Aim: An exact copy of all the data is required, with pictures left out.

Records:
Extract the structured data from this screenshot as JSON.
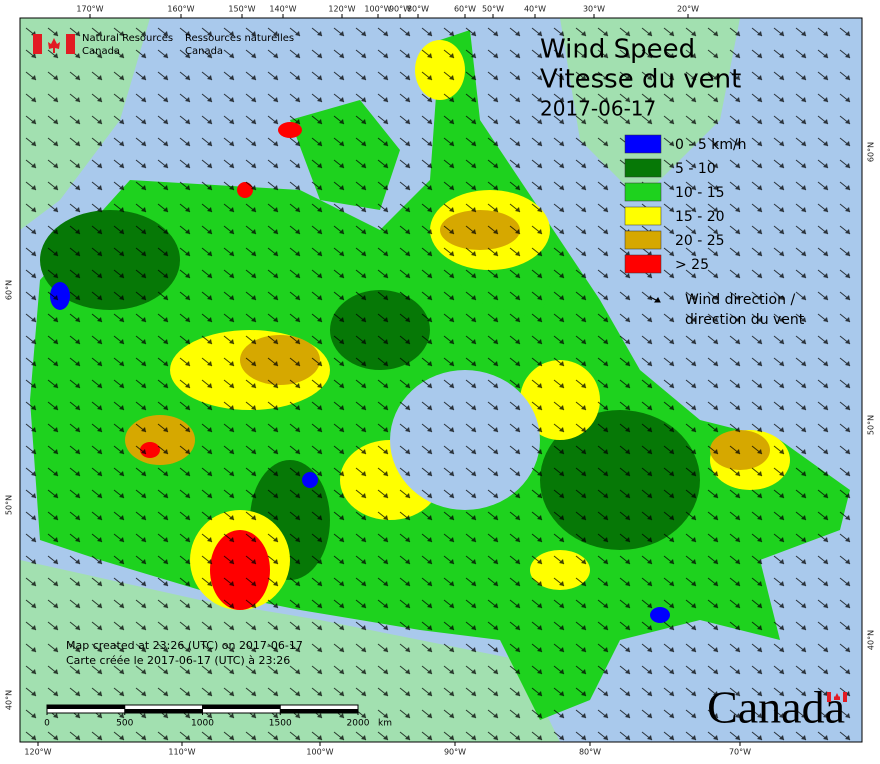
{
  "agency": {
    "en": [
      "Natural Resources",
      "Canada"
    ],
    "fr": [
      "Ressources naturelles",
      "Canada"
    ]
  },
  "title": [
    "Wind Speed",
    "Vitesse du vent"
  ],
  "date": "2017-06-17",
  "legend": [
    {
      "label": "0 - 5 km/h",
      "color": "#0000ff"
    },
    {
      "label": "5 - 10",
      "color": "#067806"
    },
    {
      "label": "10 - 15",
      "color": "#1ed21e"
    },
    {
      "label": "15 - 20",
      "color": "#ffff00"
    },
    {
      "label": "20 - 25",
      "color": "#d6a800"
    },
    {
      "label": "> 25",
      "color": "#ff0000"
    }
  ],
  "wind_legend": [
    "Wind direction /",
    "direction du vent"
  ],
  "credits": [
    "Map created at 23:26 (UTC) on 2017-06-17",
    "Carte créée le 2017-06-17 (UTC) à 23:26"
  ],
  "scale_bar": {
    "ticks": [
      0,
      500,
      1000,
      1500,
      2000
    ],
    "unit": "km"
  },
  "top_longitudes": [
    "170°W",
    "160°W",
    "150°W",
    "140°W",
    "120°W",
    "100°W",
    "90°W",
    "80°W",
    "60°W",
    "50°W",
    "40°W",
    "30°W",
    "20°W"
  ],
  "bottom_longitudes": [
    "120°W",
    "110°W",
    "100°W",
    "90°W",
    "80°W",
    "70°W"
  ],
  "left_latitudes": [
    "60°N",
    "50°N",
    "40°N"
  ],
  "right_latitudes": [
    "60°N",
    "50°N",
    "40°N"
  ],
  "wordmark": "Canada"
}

Result:
Extract the structured data from this screenshot as JSON.
{
  "agency": {
    "en": [
      "Natural Resources",
      "Canada"
    ],
    "fr": [
      "Ressources naturelles",
      "Canada"
    ]
  },
  "title": [
    "Wind Speed",
    "Vitesse du vent"
  ],
  "date": "2017-06-17",
  "legend": [
    {
      "label": "0 - 5 km/h",
      "color": "#0000ff"
    },
    {
      "label": "5 - 10",
      "color": "#067806"
    },
    {
      "label": "10 - 15",
      "color": "#1ed21e"
    },
    {
      "label": "15 - 20",
      "color": "#ffff00"
    },
    {
      "label": "20 - 25",
      "color": "#d6a800"
    },
    {
      "label": "> 25",
      "color": "#ff0000"
    }
  ],
  "wind_legend": [
    "Wind direction /",
    "direction du vent"
  ],
  "credits": [
    "Map created at 23:26 (UTC) on 2017-06-17",
    "Carte créée le 2017-06-17 (UTC) à 23:26"
  ],
  "scale_bar": {
    "ticks": [
      0,
      500,
      1000,
      1500,
      2000
    ],
    "unit": "km"
  },
  "top_longitudes": [
    "170°W",
    "160°W",
    "150°W",
    "140°W",
    "120°W",
    "100°W",
    "90°W",
    "80°W",
    "60°W",
    "50°W",
    "40°W",
    "30°W",
    "20°W"
  ],
  "bottom_longitudes": [
    "120°W",
    "110°W",
    "100°W",
    "90°W",
    "80°W",
    "70°W"
  ],
  "left_latitudes": [
    "60°N",
    "50°N",
    "40°N"
  ],
  "right_latitudes": [
    "60°N",
    "50°N",
    "40°N"
  ],
  "wordmark": "Canada"
}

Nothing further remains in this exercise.